> [DATASET ENTRIES]
----

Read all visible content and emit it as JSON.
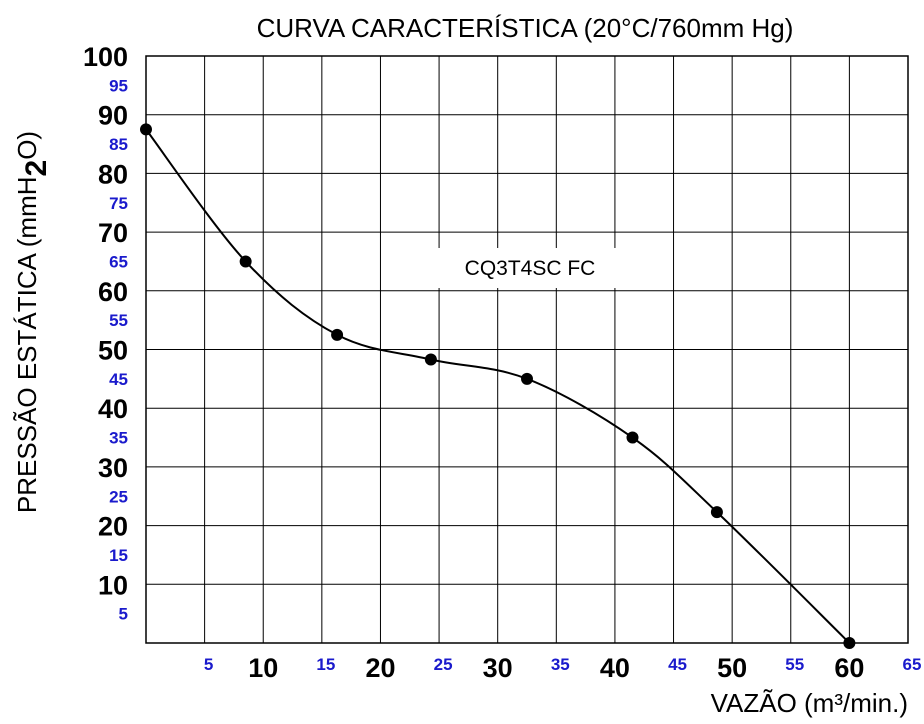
{
  "chart_data": {
    "type": "line",
    "title": "CURVA CARACTERÍSTICA (20°C/760mm Hg)",
    "xlabel": "VAZÃO (m³/min.)",
    "ylabel_main": "PRESSÃO ESTÁTICA (mmH",
    "ylabel_sub": "2",
    "ylabel_end": "O)",
    "annotation": "CQ3T4SC FC",
    "xlim": [
      0,
      65
    ],
    "ylim": [
      0,
      100
    ],
    "grid": true,
    "x_ticks": [
      {
        "value": 5,
        "label": "5",
        "style": "minor"
      },
      {
        "value": 10,
        "label": "10",
        "style": "major"
      },
      {
        "value": 15,
        "label": "15",
        "style": "minor"
      },
      {
        "value": 20,
        "label": "20",
        "style": "major"
      },
      {
        "value": 25,
        "label": "25",
        "style": "minor"
      },
      {
        "value": 30,
        "label": "30",
        "style": "major"
      },
      {
        "value": 35,
        "label": "35",
        "style": "minor"
      },
      {
        "value": 40,
        "label": "40",
        "style": "major"
      },
      {
        "value": 45,
        "label": "45",
        "style": "minor"
      },
      {
        "value": 50,
        "label": "50",
        "style": "major"
      },
      {
        "value": 55,
        "label": "55",
        "style": "minor"
      },
      {
        "value": 60,
        "label": "60",
        "style": "major"
      },
      {
        "value": 65,
        "label": "65",
        "style": "minor"
      }
    ],
    "y_ticks": [
      {
        "value": 5,
        "label": "5",
        "style": "minor"
      },
      {
        "value": 10,
        "label": "10",
        "style": "major"
      },
      {
        "value": 15,
        "label": "15",
        "style": "minor"
      },
      {
        "value": 20,
        "label": "20",
        "style": "major"
      },
      {
        "value": 25,
        "label": "25",
        "style": "minor"
      },
      {
        "value": 30,
        "label": "30",
        "style": "major"
      },
      {
        "value": 35,
        "label": "35",
        "style": "minor"
      },
      {
        "value": 40,
        "label": "40",
        "style": "major"
      },
      {
        "value": 45,
        "label": "45",
        "style": "minor"
      },
      {
        "value": 50,
        "label": "50",
        "style": "major"
      },
      {
        "value": 55,
        "label": "55",
        "style": "minor"
      },
      {
        "value": 60,
        "label": "60",
        "style": "major"
      },
      {
        "value": 65,
        "label": "65",
        "style": "minor"
      },
      {
        "value": 70,
        "label": "70",
        "style": "major"
      },
      {
        "value": 75,
        "label": "75",
        "style": "minor"
      },
      {
        "value": 80,
        "label": "80",
        "style": "major"
      },
      {
        "value": 85,
        "label": "85",
        "style": "minor"
      },
      {
        "value": 90,
        "label": "90",
        "style": "major"
      },
      {
        "value": 95,
        "label": "95",
        "style": "minor"
      },
      {
        "value": 100,
        "label": "100",
        "style": "major"
      }
    ],
    "series": [
      {
        "points": [
          {
            "x": 0,
            "y": 87.5
          },
          {
            "x": 8.5,
            "y": 65
          },
          {
            "x": 16.3,
            "y": 52.5
          },
          {
            "x": 24.3,
            "y": 48.3
          },
          {
            "x": 32.5,
            "y": 45
          },
          {
            "x": 41.5,
            "y": 35
          },
          {
            "x": 48.7,
            "y": 22.3
          },
          {
            "x": 60,
            "y": 0
          }
        ]
      }
    ],
    "colors": {
      "major_tick": "#000000",
      "minor_tick": "#1a1acc",
      "line": "#000000",
      "marker": "#000000",
      "grid": "#000000"
    }
  }
}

----

> [SHORT TASK]
Give back each entry exactly as it appears, with no pictures.

> [WRITTEN RESPONSE]
Read all visible content and emit it as JSON.
{
  "chart_data": {
    "type": "line",
    "title": "CURVA CARACTERÍSTICA (20°C/760mm Hg)",
    "xlabel": "VAZÃO (m³/min.)",
    "ylabel_main": "PRESSÃO ESTÁTICA (mmH",
    "ylabel_sub": "2",
    "ylabel_end": "O)",
    "annotation": "CQ3T4SC FC",
    "xlim": [
      0,
      65
    ],
    "ylim": [
      0,
      100
    ],
    "grid": true,
    "x_ticks": [
      {
        "value": 5,
        "label": "5",
        "style": "minor"
      },
      {
        "value": 10,
        "label": "10",
        "style": "major"
      },
      {
        "value": 15,
        "label": "15",
        "style": "minor"
      },
      {
        "value": 20,
        "label": "20",
        "style": "major"
      },
      {
        "value": 25,
        "label": "25",
        "style": "minor"
      },
      {
        "value": 30,
        "label": "30",
        "style": "major"
      },
      {
        "value": 35,
        "label": "35",
        "style": "minor"
      },
      {
        "value": 40,
        "label": "40",
        "style": "major"
      },
      {
        "value": 45,
        "label": "45",
        "style": "minor"
      },
      {
        "value": 50,
        "label": "50",
        "style": "major"
      },
      {
        "value": 55,
        "label": "55",
        "style": "minor"
      },
      {
        "value": 60,
        "label": "60",
        "style": "major"
      },
      {
        "value": 65,
        "label": "65",
        "style": "minor"
      }
    ],
    "y_ticks": [
      {
        "value": 5,
        "label": "5",
        "style": "minor"
      },
      {
        "value": 10,
        "label": "10",
        "style": "major"
      },
      {
        "value": 15,
        "label": "15",
        "style": "minor"
      },
      {
        "value": 20,
        "label": "20",
        "style": "major"
      },
      {
        "value": 25,
        "label": "25",
        "style": "minor"
      },
      {
        "value": 30,
        "label": "30",
        "style": "major"
      },
      {
        "value": 35,
        "label": "35",
        "style": "minor"
      },
      {
        "value": 40,
        "label": "40",
        "style": "major"
      },
      {
        "value": 45,
        "label": "45",
        "style": "minor"
      },
      {
        "value": 50,
        "label": "50",
        "style": "major"
      },
      {
        "value": 55,
        "label": "55",
        "style": "minor"
      },
      {
        "value": 60,
        "label": "60",
        "style": "major"
      },
      {
        "value": 65,
        "label": "65",
        "style": "minor"
      },
      {
        "value": 70,
        "label": "70",
        "style": "major"
      },
      {
        "value": 75,
        "label": "75",
        "style": "minor"
      },
      {
        "value": 80,
        "label": "80",
        "style": "major"
      },
      {
        "value": 85,
        "label": "85",
        "style": "minor"
      },
      {
        "value": 90,
        "label": "90",
        "style": "major"
      },
      {
        "value": 95,
        "label": "95",
        "style": "minor"
      },
      {
        "value": 100,
        "label": "100",
        "style": "major"
      }
    ],
    "series": [
      {
        "points": [
          {
            "x": 0,
            "y": 87.5
          },
          {
            "x": 8.5,
            "y": 65
          },
          {
            "x": 16.3,
            "y": 52.5
          },
          {
            "x": 24.3,
            "y": 48.3
          },
          {
            "x": 32.5,
            "y": 45
          },
          {
            "x": 41.5,
            "y": 35
          },
          {
            "x": 48.7,
            "y": 22.3
          },
          {
            "x": 60,
            "y": 0
          }
        ]
      }
    ],
    "colors": {
      "major_tick": "#000000",
      "minor_tick": "#1a1acc",
      "line": "#000000",
      "marker": "#000000",
      "grid": "#000000"
    }
  }
}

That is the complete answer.